Output the full listing word for word.

Source data start

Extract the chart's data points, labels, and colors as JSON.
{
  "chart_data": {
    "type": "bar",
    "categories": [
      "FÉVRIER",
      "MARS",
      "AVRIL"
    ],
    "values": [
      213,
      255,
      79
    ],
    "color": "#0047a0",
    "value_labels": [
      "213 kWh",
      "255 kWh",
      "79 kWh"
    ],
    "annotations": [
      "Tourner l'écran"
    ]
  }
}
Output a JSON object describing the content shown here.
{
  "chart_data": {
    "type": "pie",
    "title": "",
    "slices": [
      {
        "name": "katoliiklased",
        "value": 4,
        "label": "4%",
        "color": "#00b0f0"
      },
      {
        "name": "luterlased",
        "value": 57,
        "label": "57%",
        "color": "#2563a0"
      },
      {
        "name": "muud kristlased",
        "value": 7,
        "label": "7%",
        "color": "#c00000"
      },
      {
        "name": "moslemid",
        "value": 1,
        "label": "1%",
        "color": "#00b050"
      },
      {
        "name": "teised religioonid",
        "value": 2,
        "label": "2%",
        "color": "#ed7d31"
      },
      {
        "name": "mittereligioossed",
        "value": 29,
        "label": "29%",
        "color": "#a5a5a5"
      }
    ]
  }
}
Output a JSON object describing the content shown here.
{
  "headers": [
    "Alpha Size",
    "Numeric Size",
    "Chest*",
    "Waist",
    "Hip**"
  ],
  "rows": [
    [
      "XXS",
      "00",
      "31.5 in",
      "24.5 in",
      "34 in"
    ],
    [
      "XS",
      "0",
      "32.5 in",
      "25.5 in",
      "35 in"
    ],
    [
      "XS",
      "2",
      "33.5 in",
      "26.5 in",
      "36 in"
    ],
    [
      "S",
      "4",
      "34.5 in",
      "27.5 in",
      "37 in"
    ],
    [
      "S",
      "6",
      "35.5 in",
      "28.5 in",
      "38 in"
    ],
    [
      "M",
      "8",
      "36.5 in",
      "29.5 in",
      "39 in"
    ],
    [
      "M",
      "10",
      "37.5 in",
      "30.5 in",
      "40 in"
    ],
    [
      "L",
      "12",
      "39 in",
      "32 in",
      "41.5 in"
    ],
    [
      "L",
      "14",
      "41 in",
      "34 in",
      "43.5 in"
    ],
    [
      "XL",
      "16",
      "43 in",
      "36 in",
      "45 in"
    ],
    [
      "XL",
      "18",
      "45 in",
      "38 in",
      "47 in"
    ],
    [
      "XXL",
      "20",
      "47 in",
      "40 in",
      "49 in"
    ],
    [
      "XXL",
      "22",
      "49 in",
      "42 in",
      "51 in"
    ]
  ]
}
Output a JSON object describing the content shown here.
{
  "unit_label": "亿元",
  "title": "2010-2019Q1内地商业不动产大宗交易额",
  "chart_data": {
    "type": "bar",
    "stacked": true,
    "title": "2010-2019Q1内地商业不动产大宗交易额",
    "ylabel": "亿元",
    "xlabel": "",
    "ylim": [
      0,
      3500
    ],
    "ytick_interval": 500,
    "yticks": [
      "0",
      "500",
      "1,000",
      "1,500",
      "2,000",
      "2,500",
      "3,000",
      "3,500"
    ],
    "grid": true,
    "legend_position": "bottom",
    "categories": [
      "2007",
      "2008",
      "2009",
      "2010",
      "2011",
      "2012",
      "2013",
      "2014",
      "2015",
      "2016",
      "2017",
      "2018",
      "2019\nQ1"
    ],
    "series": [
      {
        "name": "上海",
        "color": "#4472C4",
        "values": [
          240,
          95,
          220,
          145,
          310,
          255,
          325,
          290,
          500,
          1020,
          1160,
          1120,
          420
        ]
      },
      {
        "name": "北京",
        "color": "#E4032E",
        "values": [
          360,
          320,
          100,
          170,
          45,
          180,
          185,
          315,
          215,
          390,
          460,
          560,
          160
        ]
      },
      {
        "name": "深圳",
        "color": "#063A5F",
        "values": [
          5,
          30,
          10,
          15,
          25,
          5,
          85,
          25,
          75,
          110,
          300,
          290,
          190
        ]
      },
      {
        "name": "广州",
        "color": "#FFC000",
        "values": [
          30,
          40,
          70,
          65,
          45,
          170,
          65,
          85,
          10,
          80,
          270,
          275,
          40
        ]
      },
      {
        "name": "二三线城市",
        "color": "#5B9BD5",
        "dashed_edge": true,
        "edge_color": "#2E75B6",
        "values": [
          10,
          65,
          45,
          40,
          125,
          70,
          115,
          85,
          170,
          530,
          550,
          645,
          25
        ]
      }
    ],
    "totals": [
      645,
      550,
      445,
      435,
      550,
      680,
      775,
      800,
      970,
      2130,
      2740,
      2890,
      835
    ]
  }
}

Source data end

Expected answer:
Extract the chart's data points, labels, and colors as JSON.
{
  "chart_data": {
    "type": "bar",
    "categories": [
      "FÉVRIER",
      "MARS",
      "AVRIL"
    ],
    "values": [
      213,
      255,
      79
    ],
    "color": "#0047a0",
    "value_labels": [
      "213 kWh",
      "255 kWh",
      "79 kWh"
    ],
    "annotations": [
      "Tourner l'écran"
    ]
  }
}
Output a JSON object describing the content shown here.
{
  "chart_data": {
    "type": "pie",
    "title": "",
    "slices": [
      {
        "name": "katoliiklased",
        "value": 4,
        "label": "4%",
        "color": "#00b0f0"
      },
      {
        "name": "luterlased",
        "value": 57,
        "label": "57%",
        "color": "#2563a0"
      },
      {
        "name": "muud kristlased",
        "value": 7,
        "label": "7%",
        "color": "#c00000"
      },
      {
        "name": "moslemid",
        "value": 1,
        "label": "1%",
        "color": "#00b050"
      },
      {
        "name": "teised religioonid",
        "value": 2,
        "label": "2%",
        "color": "#ed7d31"
      },
      {
        "name": "mittereligioossed",
        "value": 29,
        "label": "29%",
        "color": "#a5a5a5"
      }
    ]
  }
}
Output a JSON object describing the content shown here.
{
  "headers": [
    "Alpha Size",
    "Numeric Size",
    "Chest*",
    "Waist",
    "Hip**"
  ],
  "rows": [
    [
      "XXS",
      "00",
      "31.5 in",
      "24.5 in",
      "34 in"
    ],
    [
      "XS",
      "0",
      "32.5 in",
      "25.5 in",
      "35 in"
    ],
    [
      "XS",
      "2",
      "33.5 in",
      "26.5 in",
      "36 in"
    ],
    [
      "S",
      "4",
      "34.5 in",
      "27.5 in",
      "37 in"
    ],
    [
      "S",
      "6",
      "35.5 in",
      "28.5 in",
      "38 in"
    ],
    [
      "M",
      "8",
      "36.5 in",
      "29.5 in",
      "39 in"
    ],
    [
      "M",
      "10",
      "37.5 in",
      "30.5 in",
      "40 in"
    ],
    [
      "L",
      "12",
      "39 in",
      "32 in",
      "41.5 in"
    ],
    [
      "L",
      "14",
      "41 in",
      "34 in",
      "43.5 in"
    ],
    [
      "XL",
      "16",
      "43 in",
      "36 in",
      "45 in"
    ],
    [
      "XL",
      "18",
      "45 in",
      "38 in",
      "47 in"
    ],
    [
      "XXL",
      "20",
      "47 in",
      "40 in",
      "49 in"
    ],
    [
      "XXL",
      "22",
      "49 in",
      "42 in",
      "51 in"
    ]
  ]
}
Output a JSON object describing the content shown here.
{
  "unit_label": "亿元",
  "title": "2010-2019Q1内地商业不动产大宗交易额",
  "chart_data": {
    "type": "bar",
    "stacked": true,
    "title": "2010-2019Q1内地商业不动产大宗交易额",
    "ylabel": "亿元",
    "xlabel": "",
    "ylim": [
      0,
      3500
    ],
    "ytick_interval": 500,
    "yticks": [
      "0",
      "500",
      "1,000",
      "1,500",
      "2,000",
      "2,500",
      "3,000",
      "3,500"
    ],
    "grid": true,
    "legend_position": "bottom",
    "categories": [
      "2007",
      "2008",
      "2009",
      "2010",
      "2011",
      "2012",
      "2013",
      "2014",
      "2015",
      "2016",
      "2017",
      "2018",
      "2019\nQ1"
    ],
    "series": [
      {
        "name": "上海",
        "color": "#4472C4",
        "values": [
          240,
          95,
          220,
          145,
          310,
          255,
          325,
          290,
          500,
          1020,
          1160,
          1120,
          420
        ]
      },
      {
        "name": "北京",
        "color": "#E4032E",
        "values": [
          360,
          320,
          100,
          170,
          45,
          180,
          185,
          315,
          215,
          390,
          460,
          560,
          160
        ]
      },
      {
        "name": "深圳",
        "color": "#063A5F",
        "values": [
          5,
          30,
          10,
          15,
          25,
          5,
          85,
          25,
          75,
          110,
          300,
          290,
          190
        ]
      },
      {
        "name": "广州",
        "color": "#FFC000",
        "values": [
          30,
          40,
          70,
          65,
          45,
          170,
          65,
          85,
          10,
          80,
          270,
          275,
          40
        ]
      },
      {
        "name": "二三线城市",
        "color": "#5B9BD5",
        "dashed_edge": true,
        "edge_color": "#2E75B6",
        "values": [
          10,
          65,
          45,
          40,
          125,
          70,
          115,
          85,
          170,
          530,
          550,
          645,
          25
        ]
      }
    ],
    "totals": [
      645,
      550,
      445,
      435,
      550,
      680,
      775,
      800,
      970,
      2130,
      2740,
      2890,
      835
    ]
  }
}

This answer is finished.